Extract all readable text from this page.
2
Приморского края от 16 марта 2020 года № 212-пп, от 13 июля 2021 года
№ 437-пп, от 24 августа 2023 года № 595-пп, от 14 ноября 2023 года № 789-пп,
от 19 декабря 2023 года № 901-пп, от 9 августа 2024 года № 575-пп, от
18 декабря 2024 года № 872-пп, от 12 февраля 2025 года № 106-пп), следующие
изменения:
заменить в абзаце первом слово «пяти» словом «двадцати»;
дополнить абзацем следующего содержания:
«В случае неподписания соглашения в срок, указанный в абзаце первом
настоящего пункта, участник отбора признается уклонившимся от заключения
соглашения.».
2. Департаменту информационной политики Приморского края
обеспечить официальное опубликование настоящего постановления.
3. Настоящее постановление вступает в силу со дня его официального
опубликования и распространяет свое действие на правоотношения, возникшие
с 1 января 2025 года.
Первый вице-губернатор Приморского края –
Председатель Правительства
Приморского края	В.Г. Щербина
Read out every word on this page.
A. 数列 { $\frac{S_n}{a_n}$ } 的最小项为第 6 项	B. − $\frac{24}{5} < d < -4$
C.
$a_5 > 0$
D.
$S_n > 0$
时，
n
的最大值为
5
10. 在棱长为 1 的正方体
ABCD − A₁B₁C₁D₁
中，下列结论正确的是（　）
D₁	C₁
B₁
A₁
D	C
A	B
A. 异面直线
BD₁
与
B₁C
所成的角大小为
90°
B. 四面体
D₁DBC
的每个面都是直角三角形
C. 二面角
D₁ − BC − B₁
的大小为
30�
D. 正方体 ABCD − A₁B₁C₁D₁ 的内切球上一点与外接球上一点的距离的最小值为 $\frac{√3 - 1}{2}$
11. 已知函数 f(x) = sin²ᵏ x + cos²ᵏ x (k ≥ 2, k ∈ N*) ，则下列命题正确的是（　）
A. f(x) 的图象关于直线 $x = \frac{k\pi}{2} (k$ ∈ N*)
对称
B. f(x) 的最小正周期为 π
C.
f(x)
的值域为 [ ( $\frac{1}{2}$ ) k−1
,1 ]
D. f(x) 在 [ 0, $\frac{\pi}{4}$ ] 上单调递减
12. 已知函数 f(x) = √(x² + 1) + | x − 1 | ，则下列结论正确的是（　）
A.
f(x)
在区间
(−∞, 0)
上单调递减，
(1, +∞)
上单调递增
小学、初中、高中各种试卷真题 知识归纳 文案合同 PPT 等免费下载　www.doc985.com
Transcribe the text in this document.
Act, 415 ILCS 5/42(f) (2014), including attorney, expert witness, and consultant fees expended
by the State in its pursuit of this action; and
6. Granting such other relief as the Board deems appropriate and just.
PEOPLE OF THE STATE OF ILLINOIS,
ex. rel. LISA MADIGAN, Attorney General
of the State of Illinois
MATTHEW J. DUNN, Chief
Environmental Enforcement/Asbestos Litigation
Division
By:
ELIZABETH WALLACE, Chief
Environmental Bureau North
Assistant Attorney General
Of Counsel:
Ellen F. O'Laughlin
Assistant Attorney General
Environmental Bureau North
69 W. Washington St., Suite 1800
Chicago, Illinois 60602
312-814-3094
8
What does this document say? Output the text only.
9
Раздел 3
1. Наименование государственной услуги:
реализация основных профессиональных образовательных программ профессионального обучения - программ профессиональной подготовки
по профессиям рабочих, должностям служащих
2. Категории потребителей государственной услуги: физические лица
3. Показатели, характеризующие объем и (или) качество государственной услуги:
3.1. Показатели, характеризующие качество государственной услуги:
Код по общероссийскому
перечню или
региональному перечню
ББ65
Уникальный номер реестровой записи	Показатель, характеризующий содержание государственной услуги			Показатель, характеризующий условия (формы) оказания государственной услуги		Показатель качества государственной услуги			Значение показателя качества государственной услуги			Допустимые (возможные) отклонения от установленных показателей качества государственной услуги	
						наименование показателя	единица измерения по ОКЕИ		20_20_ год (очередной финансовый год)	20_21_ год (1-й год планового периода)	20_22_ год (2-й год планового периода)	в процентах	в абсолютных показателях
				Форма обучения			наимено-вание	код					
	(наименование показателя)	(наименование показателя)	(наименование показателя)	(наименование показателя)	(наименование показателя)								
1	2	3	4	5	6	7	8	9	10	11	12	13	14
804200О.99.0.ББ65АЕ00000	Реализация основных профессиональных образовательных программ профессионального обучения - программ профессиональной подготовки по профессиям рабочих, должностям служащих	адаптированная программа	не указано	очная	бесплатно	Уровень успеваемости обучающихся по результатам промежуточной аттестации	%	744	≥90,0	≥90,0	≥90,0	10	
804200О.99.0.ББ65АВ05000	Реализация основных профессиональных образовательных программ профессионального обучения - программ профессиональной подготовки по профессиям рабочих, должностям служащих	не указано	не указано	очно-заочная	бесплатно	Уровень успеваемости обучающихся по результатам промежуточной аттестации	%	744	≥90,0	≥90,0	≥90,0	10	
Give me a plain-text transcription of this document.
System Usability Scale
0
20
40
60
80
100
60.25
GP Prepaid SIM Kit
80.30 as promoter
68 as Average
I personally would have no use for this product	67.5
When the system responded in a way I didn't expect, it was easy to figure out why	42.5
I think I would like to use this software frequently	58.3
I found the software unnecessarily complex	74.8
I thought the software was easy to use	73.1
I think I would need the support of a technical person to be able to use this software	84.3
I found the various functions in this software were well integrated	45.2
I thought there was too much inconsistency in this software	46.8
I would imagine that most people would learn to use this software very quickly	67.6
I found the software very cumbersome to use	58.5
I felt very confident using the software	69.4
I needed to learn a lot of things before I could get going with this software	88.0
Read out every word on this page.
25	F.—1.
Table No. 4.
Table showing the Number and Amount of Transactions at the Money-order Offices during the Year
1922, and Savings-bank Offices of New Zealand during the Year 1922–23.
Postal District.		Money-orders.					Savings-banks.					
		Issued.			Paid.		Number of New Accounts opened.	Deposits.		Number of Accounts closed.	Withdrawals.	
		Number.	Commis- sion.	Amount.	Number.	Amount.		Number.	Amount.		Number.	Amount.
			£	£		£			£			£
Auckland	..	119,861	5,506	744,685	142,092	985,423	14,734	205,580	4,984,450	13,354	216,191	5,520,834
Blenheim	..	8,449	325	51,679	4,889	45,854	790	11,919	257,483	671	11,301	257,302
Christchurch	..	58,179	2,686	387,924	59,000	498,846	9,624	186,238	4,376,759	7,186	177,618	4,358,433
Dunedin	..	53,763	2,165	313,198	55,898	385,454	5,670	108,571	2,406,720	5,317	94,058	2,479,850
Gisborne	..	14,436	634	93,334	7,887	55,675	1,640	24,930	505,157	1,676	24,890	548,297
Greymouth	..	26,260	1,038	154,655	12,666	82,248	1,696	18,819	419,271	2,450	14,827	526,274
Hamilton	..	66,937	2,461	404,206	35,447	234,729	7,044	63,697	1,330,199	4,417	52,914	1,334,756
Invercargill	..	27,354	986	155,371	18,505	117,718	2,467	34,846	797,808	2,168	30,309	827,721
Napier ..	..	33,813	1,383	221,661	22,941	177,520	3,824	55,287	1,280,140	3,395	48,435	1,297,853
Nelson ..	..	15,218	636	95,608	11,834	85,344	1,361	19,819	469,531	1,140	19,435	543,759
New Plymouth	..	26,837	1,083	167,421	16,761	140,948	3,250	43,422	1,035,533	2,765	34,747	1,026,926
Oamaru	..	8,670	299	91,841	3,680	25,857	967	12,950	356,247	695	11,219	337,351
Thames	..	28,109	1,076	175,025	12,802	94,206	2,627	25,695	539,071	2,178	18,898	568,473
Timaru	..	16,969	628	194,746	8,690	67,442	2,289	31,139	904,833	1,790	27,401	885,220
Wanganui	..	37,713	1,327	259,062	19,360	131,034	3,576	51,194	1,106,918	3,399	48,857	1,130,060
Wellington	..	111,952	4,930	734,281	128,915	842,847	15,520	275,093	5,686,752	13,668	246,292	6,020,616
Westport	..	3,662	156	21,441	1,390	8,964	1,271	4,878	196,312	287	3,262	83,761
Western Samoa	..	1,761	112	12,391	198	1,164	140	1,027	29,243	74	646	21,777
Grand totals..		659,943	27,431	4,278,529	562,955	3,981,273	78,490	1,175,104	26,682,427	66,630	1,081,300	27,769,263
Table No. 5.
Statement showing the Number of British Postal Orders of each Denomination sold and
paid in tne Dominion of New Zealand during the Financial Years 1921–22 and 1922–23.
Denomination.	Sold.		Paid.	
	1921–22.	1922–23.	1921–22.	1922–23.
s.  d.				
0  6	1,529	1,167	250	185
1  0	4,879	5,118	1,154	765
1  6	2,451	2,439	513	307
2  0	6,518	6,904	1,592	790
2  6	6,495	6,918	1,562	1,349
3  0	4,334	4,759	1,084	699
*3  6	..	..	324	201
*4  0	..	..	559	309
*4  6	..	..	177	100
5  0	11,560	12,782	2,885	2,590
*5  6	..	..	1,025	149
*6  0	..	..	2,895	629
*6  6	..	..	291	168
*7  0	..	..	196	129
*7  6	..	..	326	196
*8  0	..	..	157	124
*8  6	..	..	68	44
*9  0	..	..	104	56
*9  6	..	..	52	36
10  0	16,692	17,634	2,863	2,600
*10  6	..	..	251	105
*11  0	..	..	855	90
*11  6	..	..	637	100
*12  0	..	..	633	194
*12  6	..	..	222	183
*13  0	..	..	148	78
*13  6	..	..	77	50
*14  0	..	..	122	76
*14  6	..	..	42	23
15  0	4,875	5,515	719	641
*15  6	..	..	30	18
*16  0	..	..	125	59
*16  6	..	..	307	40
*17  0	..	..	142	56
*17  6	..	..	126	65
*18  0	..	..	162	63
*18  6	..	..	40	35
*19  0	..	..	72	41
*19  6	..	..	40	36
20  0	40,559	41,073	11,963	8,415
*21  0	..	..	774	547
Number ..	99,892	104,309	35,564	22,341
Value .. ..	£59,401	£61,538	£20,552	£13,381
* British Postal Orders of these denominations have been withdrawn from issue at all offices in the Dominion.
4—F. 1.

[EXERCISE DIRECTIONS]
Copy every line of the records above that contains "края".

[WRITTEN REPLY]
Приморского края от 16 марта 2020 года № 212-пп, от 13 июля 2021 года
2. Департаменту информационной политики Приморского края
Первый вице-губернатор Приморского края –
Приморского края	В.Г. Щербина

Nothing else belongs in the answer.